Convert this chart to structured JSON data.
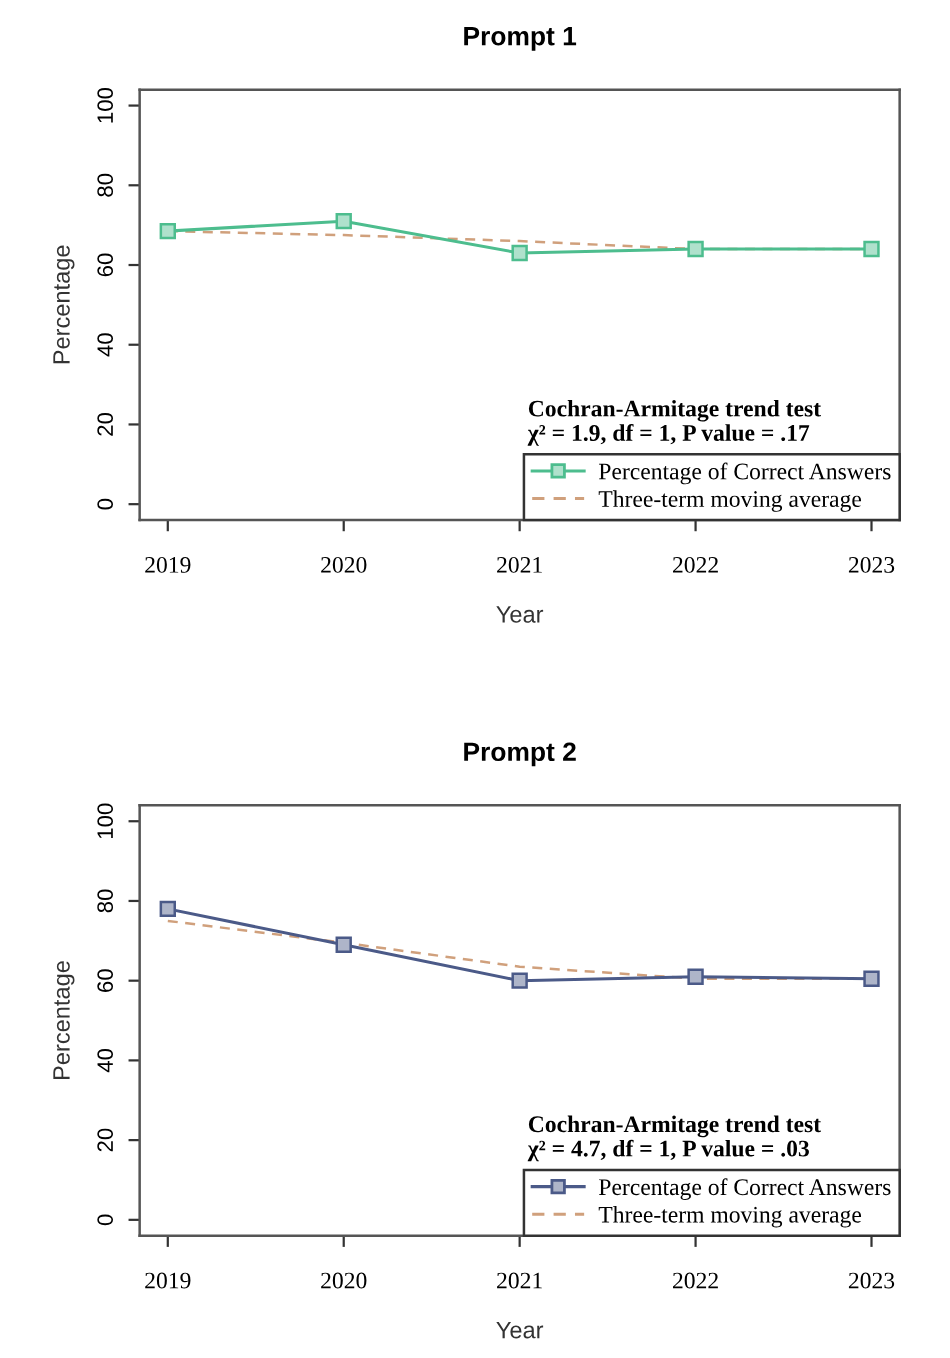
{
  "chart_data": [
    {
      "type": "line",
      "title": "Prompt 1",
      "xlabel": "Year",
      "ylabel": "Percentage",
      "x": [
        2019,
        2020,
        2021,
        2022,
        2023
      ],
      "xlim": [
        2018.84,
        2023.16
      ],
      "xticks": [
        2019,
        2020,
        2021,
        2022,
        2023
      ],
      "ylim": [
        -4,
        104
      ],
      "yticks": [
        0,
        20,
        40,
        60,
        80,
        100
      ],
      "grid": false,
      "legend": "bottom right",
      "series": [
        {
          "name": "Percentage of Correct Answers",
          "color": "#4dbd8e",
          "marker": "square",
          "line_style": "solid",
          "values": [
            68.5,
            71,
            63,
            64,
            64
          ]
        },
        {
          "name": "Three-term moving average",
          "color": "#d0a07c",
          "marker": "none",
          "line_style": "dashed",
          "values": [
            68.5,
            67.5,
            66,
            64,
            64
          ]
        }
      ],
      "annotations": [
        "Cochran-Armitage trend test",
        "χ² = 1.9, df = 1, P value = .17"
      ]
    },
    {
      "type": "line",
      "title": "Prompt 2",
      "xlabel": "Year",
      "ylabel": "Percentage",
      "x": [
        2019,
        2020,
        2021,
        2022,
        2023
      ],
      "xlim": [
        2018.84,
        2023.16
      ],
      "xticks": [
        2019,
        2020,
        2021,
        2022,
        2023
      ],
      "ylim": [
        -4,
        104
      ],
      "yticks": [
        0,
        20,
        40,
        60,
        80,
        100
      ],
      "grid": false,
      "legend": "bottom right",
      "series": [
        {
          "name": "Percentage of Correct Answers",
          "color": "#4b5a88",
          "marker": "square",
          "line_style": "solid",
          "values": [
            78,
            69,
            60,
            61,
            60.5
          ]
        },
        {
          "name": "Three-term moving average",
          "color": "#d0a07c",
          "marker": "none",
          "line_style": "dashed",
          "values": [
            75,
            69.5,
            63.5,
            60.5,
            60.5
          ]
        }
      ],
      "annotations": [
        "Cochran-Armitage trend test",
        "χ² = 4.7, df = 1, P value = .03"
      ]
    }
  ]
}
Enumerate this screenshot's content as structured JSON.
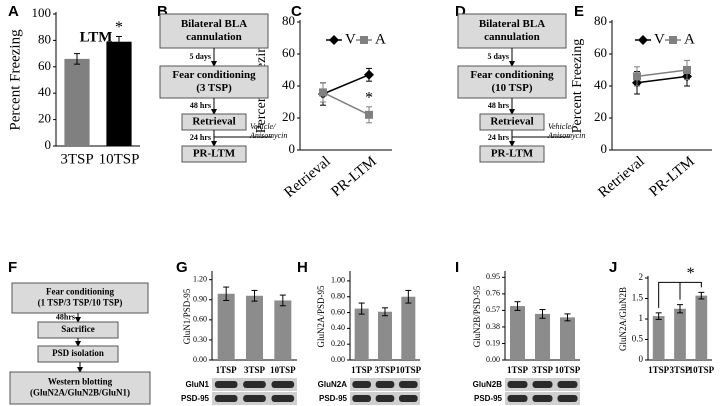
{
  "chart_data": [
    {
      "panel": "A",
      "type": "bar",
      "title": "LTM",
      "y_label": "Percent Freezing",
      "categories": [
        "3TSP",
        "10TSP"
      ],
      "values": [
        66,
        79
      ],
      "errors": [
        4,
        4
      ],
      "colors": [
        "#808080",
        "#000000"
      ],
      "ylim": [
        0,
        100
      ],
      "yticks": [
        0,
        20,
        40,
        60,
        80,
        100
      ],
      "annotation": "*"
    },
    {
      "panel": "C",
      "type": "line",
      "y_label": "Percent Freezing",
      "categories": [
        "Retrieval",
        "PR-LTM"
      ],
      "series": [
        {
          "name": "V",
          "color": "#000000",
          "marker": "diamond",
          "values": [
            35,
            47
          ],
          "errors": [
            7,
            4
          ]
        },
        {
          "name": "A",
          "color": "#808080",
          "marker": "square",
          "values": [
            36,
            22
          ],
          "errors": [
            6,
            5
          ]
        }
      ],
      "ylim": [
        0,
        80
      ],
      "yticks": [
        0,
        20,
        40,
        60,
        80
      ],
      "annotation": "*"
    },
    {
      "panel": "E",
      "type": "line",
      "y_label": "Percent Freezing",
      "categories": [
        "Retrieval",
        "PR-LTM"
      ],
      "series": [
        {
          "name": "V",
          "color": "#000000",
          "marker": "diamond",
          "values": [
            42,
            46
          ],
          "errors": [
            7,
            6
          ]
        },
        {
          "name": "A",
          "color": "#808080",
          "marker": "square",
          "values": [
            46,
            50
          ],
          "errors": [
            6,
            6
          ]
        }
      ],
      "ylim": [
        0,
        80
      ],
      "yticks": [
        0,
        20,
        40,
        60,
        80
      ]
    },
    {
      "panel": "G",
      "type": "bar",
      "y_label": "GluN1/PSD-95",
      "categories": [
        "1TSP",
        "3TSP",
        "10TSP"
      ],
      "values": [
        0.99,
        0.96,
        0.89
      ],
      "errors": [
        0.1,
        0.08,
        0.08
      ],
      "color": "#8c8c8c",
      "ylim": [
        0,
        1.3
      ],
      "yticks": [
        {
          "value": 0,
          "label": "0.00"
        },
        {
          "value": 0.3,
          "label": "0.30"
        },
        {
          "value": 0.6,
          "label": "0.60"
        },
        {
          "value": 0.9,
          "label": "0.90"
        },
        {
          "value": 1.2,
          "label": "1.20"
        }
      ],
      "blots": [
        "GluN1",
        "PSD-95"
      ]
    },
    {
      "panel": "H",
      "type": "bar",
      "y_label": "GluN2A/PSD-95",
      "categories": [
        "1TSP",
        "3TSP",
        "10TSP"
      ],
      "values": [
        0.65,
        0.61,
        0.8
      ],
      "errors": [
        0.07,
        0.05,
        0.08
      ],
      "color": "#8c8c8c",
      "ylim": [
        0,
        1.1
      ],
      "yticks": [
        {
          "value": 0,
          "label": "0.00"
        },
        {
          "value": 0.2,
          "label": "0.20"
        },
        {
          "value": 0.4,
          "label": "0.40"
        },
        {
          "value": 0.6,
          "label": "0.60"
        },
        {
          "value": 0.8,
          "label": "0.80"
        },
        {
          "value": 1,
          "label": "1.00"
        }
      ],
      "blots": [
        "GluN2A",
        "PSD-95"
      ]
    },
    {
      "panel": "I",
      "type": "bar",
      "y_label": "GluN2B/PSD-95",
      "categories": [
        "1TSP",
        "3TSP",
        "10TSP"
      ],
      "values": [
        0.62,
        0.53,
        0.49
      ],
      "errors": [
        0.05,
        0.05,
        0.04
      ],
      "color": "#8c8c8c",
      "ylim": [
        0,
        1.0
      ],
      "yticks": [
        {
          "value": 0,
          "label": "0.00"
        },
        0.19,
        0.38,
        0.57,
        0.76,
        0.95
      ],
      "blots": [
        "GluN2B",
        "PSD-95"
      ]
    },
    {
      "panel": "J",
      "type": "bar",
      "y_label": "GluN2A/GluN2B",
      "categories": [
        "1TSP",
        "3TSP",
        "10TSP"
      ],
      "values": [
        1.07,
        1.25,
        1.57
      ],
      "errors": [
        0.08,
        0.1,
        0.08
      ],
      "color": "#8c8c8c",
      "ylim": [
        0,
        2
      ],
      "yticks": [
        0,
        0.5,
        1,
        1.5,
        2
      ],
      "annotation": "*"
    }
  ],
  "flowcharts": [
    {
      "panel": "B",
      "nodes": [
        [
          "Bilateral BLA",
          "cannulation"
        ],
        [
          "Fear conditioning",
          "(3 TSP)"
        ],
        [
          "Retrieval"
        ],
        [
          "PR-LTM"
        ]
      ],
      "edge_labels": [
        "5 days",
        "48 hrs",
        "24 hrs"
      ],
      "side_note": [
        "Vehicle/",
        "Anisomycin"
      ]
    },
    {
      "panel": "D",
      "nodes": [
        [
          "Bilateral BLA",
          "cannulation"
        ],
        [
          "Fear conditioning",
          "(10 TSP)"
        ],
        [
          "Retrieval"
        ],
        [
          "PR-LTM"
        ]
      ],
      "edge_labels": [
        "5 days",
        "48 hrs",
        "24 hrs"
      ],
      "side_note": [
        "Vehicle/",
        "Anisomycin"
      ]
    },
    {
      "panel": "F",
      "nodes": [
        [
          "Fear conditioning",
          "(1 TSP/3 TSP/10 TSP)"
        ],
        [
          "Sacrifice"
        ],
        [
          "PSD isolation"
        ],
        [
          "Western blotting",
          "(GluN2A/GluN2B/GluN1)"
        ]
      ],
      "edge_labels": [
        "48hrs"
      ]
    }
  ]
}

### WHAT THE TASK ASKS
What you return should match the records above word for word, minus the pictures.

### SOLUTION TO THIS TASK
Convert this chart to structured JSON data.
{
  "chart_data": [
    {
      "type": "line",
      "title": "Prompt 1",
      "xlabel": "Year",
      "ylabel": "Percentage",
      "x": [
        2019,
        2020,
        2021,
        2022,
        2023
      ],
      "xlim": [
        2018.84,
        2023.16
      ],
      "xticks": [
        2019,
        2020,
        2021,
        2022,
        2023
      ],
      "ylim": [
        -4,
        104
      ],
      "yticks": [
        0,
        20,
        40,
        60,
        80,
        100
      ],
      "grid": false,
      "legend": "bottom right",
      "series": [
        {
          "name": "Percentage of Correct Answers",
          "color": "#4dbd8e",
          "marker": "square",
          "line_style": "solid",
          "values": [
            68.5,
            71,
            63,
            64,
            64
          ]
        },
        {
          "name": "Three-term moving average",
          "color": "#d0a07c",
          "marker": "none",
          "line_style": "dashed",
          "values": [
            68.5,
            67.5,
            66,
            64,
            64
          ]
        }
      ],
      "annotations": [
        "Cochran-Armitage trend test",
        "χ² = 1.9, df = 1, P value = .17"
      ]
    },
    {
      "type": "line",
      "title": "Prompt 2",
      "xlabel": "Year",
      "ylabel": "Percentage",
      "x": [
        2019,
        2020,
        2021,
        2022,
        2023
      ],
      "xlim": [
        2018.84,
        2023.16
      ],
      "xticks": [
        2019,
        2020,
        2021,
        2022,
        2023
      ],
      "ylim": [
        -4,
        104
      ],
      "yticks": [
        0,
        20,
        40,
        60,
        80,
        100
      ],
      "grid": false,
      "legend": "bottom right",
      "series": [
        {
          "name": "Percentage of Correct Answers",
          "color": "#4b5a88",
          "marker": "square",
          "line_style": "solid",
          "values": [
            78,
            69,
            60,
            61,
            60.5
          ]
        },
        {
          "name": "Three-term moving average",
          "color": "#d0a07c",
          "marker": "none",
          "line_style": "dashed",
          "values": [
            75,
            69.5,
            63.5,
            60.5,
            60.5
          ]
        }
      ],
      "annotations": [
        "Cochran-Armitage trend test",
        "χ² = 4.7, df = 1, P value = .03"
      ]
    }
  ]
}
Enumerate this screenshot's content as structured JSON.
{
  "chart_data": [
    {
      "panel": "A",
      "type": "bar",
      "title": "LTM",
      "y_label": "Percent Freezing",
      "categories": [
        "3TSP",
        "10TSP"
      ],
      "values": [
        66,
        79
      ],
      "errors": [
        4,
        4
      ],
      "colors": [
        "#808080",
        "#000000"
      ],
      "ylim": [
        0,
        100
      ],
      "yticks": [
        0,
        20,
        40,
        60,
        80,
        100
      ],
      "annotation": "*"
    },
    {
      "panel": "C",
      "type": "line",
      "y_label": "Percent Freezing",
      "categories": [
        "Retrieval",
        "PR-LTM"
      ],
      "series": [
        {
          "name": "V",
          "color": "#000000",
          "marker": "diamond",
          "values": [
            35,
            47
          ],
          "errors": [
            7,
            4
          ]
        },
        {
          "name": "A",
          "color": "#808080",
          "marker": "square",
          "values": [
            36,
            22
          ],
          "errors": [
            6,
            5
          ]
        }
      ],
      "ylim": [
        0,
        80
      ],
      "yticks": [
        0,
        20,
        40,
        60,
        80
      ],
      "annotation": "*"
    },
    {
      "panel": "E",
      "type": "line",
      "y_label": "Percent Freezing",
      "categories": [
        "Retrieval",
        "PR-LTM"
      ],
      "series": [
        {
          "name": "V",
          "color": "#000000",
          "marker": "diamond",
          "values": [
            42,
            46
          ],
          "errors": [
            7,
            6
          ]
        },
        {
          "name": "A",
          "color": "#808080",
          "marker": "square",
          "values": [
            46,
            50
          ],
          "errors": [
            6,
            6
          ]
        }
      ],
      "ylim": [
        0,
        80
      ],
      "yticks": [
        0,
        20,
        40,
        60,
        80
      ]
    },
    {
      "panel": "G",
      "type": "bar",
      "y_label": "GluN1/PSD-95",
      "categories": [
        "1TSP",
        "3TSP",
        "10TSP"
      ],
      "values": [
        0.99,
        0.96,
        0.89
      ],
      "errors": [
        0.1,
        0.08,
        0.08
      ],
      "color": "#8c8c8c",
      "ylim": [
        0,
        1.3
      ],
      "yticks": [
        {
          "value": 0,
          "label": "0.00"
        },
        {
          "value": 0.3,
          "label": "0.30"
        },
        {
          "value": 0.6,
          "label": "0.60"
        },
        {
          "value": 0.9,
          "label": "0.90"
        },
        {
          "value": 1.2,
          "label": "1.20"
        }
      ],
      "blots": [
        "GluN1",
        "PSD-95"
      ]
    },
    {
      "panel": "H",
      "type": "bar",
      "y_label": "GluN2A/PSD-95",
      "categories": [
        "1TSP",
        "3TSP",
        "10TSP"
      ],
      "values": [
        0.65,
        0.61,
        0.8
      ],
      "errors": [
        0.07,
        0.05,
        0.08
      ],
      "color": "#8c8c8c",
      "ylim": [
        0,
        1.1
      ],
      "yticks": [
        {
          "value": 0,
          "label": "0.00"
        },
        {
          "value": 0.2,
          "label": "0.20"
        },
        {
          "value": 0.4,
          "label": "0.40"
        },
        {
          "value": 0.6,
          "label": "0.60"
        },
        {
          "value": 0.8,
          "label": "0.80"
        },
        {
          "value": 1,
          "label": "1.00"
        }
      ],
      "blots": [
        "GluN2A",
        "PSD-95"
      ]
    },
    {
      "panel": "I",
      "type": "bar",
      "y_label": "GluN2B/PSD-95",
      "categories": [
        "1TSP",
        "3TSP",
        "10TSP"
      ],
      "values": [
        0.62,
        0.53,
        0.49
      ],
      "errors": [
        0.05,
        0.05,
        0.04
      ],
      "color": "#8c8c8c",
      "ylim": [
        0,
        1.0
      ],
      "yticks": [
        {
          "value": 0,
          "label": "0.00"
        },
        0.19,
        0.38,
        0.57,
        0.76,
        0.95
      ],
      "blots": [
        "GluN2B",
        "PSD-95"
      ]
    },
    {
      "panel": "J",
      "type": "bar",
      "y_label": "GluN2A/GluN2B",
      "categories": [
        "1TSP",
        "3TSP",
        "10TSP"
      ],
      "values": [
        1.07,
        1.25,
        1.57
      ],
      "errors": [
        0.08,
        0.1,
        0.08
      ],
      "color": "#8c8c8c",
      "ylim": [
        0,
        2
      ],
      "yticks": [
        0,
        0.5,
        1,
        1.5,
        2
      ],
      "annotation": "*"
    }
  ],
  "flowcharts": [
    {
      "panel": "B",
      "nodes": [
        [
          "Bilateral BLA",
          "cannulation"
        ],
        [
          "Fear conditioning",
          "(3 TSP)"
        ],
        [
          "Retrieval"
        ],
        [
          "PR-LTM"
        ]
      ],
      "edge_labels": [
        "5 days",
        "48 hrs",
        "24 hrs"
      ],
      "side_note": [
        "Vehicle/",
        "Anisomycin"
      ]
    },
    {
      "panel": "D",
      "nodes": [
        [
          "Bilateral BLA",
          "cannulation"
        ],
        [
          "Fear conditioning",
          "(10 TSP)"
        ],
        [
          "Retrieval"
        ],
        [
          "PR-LTM"
        ]
      ],
      "edge_labels": [
        "5 days",
        "48 hrs",
        "24 hrs"
      ],
      "side_note": [
        "Vehicle/",
        "Anisomycin"
      ]
    },
    {
      "panel": "F",
      "nodes": [
        [
          "Fear conditioning",
          "(1 TSP/3 TSP/10 TSP)"
        ],
        [
          "Sacrifice"
        ],
        [
          "PSD isolation"
        ],
        [
          "Western blotting",
          "(GluN2A/GluN2B/GluN1)"
        ]
      ],
      "edge_labels": [
        "48hrs"
      ]
    }
  ]
}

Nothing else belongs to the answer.